## Your task
Filter out everything except lines holding "text".

(begin)

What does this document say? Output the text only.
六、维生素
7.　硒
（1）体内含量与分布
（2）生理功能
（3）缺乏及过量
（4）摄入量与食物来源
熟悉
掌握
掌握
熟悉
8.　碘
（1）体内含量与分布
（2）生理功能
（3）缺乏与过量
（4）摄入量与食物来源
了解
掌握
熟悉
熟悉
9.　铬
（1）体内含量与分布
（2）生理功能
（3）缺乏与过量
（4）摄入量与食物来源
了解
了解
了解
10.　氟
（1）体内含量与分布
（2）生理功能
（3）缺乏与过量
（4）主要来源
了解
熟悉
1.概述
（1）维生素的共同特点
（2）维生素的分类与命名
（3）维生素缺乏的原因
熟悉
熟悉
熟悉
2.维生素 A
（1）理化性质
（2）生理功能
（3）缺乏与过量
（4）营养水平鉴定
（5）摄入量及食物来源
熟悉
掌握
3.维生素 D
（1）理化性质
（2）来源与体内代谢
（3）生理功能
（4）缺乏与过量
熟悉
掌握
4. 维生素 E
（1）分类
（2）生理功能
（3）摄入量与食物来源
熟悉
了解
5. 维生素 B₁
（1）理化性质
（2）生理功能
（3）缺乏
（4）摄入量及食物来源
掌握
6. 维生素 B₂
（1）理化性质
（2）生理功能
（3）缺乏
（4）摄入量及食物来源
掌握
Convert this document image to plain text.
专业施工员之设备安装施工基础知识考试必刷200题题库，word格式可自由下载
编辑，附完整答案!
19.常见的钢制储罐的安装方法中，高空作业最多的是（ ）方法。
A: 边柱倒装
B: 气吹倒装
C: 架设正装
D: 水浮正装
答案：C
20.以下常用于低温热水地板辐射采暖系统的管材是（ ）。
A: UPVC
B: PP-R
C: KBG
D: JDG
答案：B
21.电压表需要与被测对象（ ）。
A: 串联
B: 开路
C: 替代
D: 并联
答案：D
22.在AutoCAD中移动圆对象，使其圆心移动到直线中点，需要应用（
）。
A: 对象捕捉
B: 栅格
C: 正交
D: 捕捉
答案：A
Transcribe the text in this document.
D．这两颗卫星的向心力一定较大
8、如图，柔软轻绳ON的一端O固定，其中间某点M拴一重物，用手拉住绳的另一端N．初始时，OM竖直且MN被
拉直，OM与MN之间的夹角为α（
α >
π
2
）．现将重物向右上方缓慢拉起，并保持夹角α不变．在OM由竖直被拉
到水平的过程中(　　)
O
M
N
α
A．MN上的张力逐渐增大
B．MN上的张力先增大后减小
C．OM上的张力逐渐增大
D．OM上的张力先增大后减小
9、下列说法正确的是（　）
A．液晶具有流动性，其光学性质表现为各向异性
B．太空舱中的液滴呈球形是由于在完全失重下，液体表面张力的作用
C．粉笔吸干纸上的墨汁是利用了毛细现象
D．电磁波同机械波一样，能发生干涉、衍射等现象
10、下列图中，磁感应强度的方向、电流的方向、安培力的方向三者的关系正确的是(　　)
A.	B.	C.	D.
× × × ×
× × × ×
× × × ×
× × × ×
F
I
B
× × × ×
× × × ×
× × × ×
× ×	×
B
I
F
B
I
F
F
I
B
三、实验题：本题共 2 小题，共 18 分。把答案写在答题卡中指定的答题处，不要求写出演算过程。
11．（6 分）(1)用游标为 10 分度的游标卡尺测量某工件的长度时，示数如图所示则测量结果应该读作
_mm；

(end)

## Answer to the task
What does this document say? Output the text only.
Convert this document image to plain text.
Transcribe the text in this document.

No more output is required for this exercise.